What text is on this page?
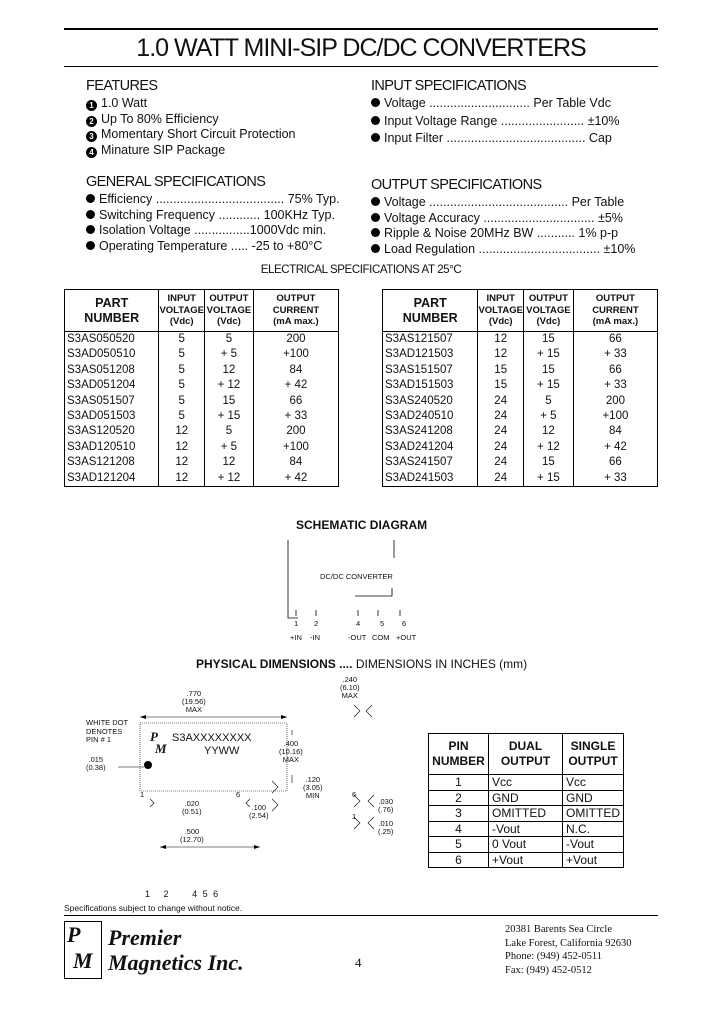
1.0 WATT MINI-SIP DC/DC CONVERTERS
FEATURES
1 1.0 Watt
2 Up To 80% Efficiency
3 Momentary Short Circuit Protection
4 Minature SIP Package
GENERAL SPECIFICATIONS
Efficiency ..................................... 75% Typ.
Switching Frequency ............ 100KHz Typ.
Isolation Voltage ................1000Vdc min.
Operating Temperature ..... -25 to +80°C
INPUT SPECIFICATIONS
Voltage ............................. Per Table Vdc
Input Voltage Range ........................ ±10%
Input Filter ........................................ Cap
OUTPUT SPECIFICATIONS
Voltage ........................................ Per Table
Voltage Accuracy ................................ ±5%
Ripple & Noise 20MHz BW ........... 1% p-p
Load Regulation ................................... ±10%
ELECTRICAL SPECIFICATIONS AT 25°C
PART
NUMBER	INPUT
VOLTAGE
(Vdc)	OUTPUT
VOLTAGE
(Vdc)	OUTPUT
CURRENT
(mA max.)
S3AS050520	5	5	200
S3AD050510	5	+ 5	+100
S3AS051208	5	12	84
S3AD051204	5	+ 12	+ 42
S3AS051507	5	15	66
S3AD051503	5	+ 15	+ 33
S3AS120520	12	5	200
S3AD120510	12	+ 5	+100
S3AS121208	12	12	84
S3AD121204	12	+ 12	+ 42
PART
NUMBER	INPUT
VOLTAGE
(Vdc)	OUTPUT
VOLTAGE
(Vdc)	OUTPUT
CURRENT
(mA max.)
S3AS121507	12	15	66
S3AD121503	12	+ 15	+ 33
S3AS151507	15	15	66
S3AD151503	15	+ 15	+ 33
S3AS240520	24	5	200
S3AD240510	24	+ 5	+100
S3AS241208	24	12	84
S3AD241204	24	+ 12	+ 42
S3AS241507	24	15	66
S3AD241503	24	+ 15	+ 33
SCHEMATIC DIAGRAM
DC/DC CONVERTER
1 2	4	5 6
+IN -IN	-OUT COM +OUT
PHYSICAL DIMENSIONS .... DIMENSIONS IN INCHES (mm)
.770
(19.56)
MAX
.240
(6.10)
MAX
.400
(10.16)
MAX
.120
(3.05)
MIN
.100
(2.54)
.020
(0.51)
.500
(12.70)
.015
(0.38)
.030
(.76)
.010
(.25)
WHITE DOT
DENOTES
PIN # 1	P
M
S3AXXXXXXXX
YYWW
1	6	6
1
1 2	4 5 6
PIN
NUMBER	DUAL
OUTPUT	SINGLE
OUTPUT
1	Vcc	Vcc
2	GND	GND
3	OMITTED	OMITTED
4	-Vout	N.C.
5	0 Vout	-Vout
6	+Vout	+Vout
Specifications subject to change without notice.
P
M
Premier
Magnetics Inc.	4
20381 Barents Sea Circle
Lake Forest, California 92630
Phone: (949) 452-0511
Fax: (949) 452-0512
= = = =
• [Task description] Extract all the entries word for word; omit any pictures.

• [Output for this task]
What text is on this page?
1.0 WATT MINI-SIP DC/DC CONVERTERS
FEATURES
1 1.0 Watt
2 Up To 80% Efficiency
3 Momentary Short Circuit Protection
4 Minature SIP Package
GENERAL SPECIFICATIONS
Efficiency ..................................... 75% Typ.
Switching Frequency ............ 100KHz Typ.
Isolation Voltage ................1000Vdc min.
Operating Temperature ..... -25 to +80°C
INPUT SPECIFICATIONS
Voltage ............................. Per Table Vdc
Input Voltage Range ........................ ±10%
Input Filter ........................................ Cap
OUTPUT SPECIFICATIONS
Voltage ........................................ Per Table
Voltage Accuracy ................................ ±5%
Ripple & Noise 20MHz BW ........... 1% p-p
Load Regulation ................................... ±10%
ELECTRICAL SPECIFICATIONS AT 25°C
PART
NUMBER	INPUT
VOLTAGE
(Vdc)	OUTPUT
VOLTAGE
(Vdc)	OUTPUT
CURRENT
(mA max.)
S3AS050520	5	5	200
S3AD050510	5	+ 5	+100
S3AS051208	5	12	84
S3AD051204	5	+ 12	+ 42
S3AS051507	5	15	66
S3AD051503	5	+ 15	+ 33
S3AS120520	12	5	200
S3AD120510	12	+ 5	+100
S3AS121208	12	12	84
S3AD121204	12	+ 12	+ 42
PART
NUMBER	INPUT
VOLTAGE
(Vdc)	OUTPUT
VOLTAGE
(Vdc)	OUTPUT
CURRENT
(mA max.)
S3AS121507	12	15	66
S3AD121503	12	+ 15	+ 33
S3AS151507	15	15	66
S3AD151503	15	+ 15	+ 33
S3AS240520	24	5	200
S3AD240510	24	+ 5	+100
S3AS241208	24	12	84
S3AD241204	24	+ 12	+ 42
S3AS241507	24	15	66
S3AD241503	24	+ 15	+ 33
SCHEMATIC DIAGRAM
DC/DC CONVERTER
1 2	4	5 6
+IN -IN	-OUT COM +OUT
PHYSICAL DIMENSIONS .... DIMENSIONS IN INCHES (mm)
.770
(19.56)
MAX
.240
(6.10)
MAX
.400
(10.16)
MAX
.120
(3.05)
MIN
.100
(2.54)
.020
(0.51)
.500
(12.70)
.015
(0.38)
.030
(.76)
.010
(.25)
WHITE DOT
DENOTES
PIN # 1	P
M
S3AXXXXXXXX
YYWW
1	6	6
1
1 2	4 5 6
PIN
NUMBER	DUAL
OUTPUT	SINGLE
OUTPUT
1	Vcc	Vcc
2	GND	GND
3	OMITTED	OMITTED
4	-Vout	N.C.
5	0 Vout	-Vout
6	+Vout	+Vout
Specifications subject to change without notice.
P
M
Premier
Magnetics Inc.	4
20381 Barents Sea Circle
Lake Forest, California 92630
Phone: (949) 452-0511
Fax: (949) 452-0512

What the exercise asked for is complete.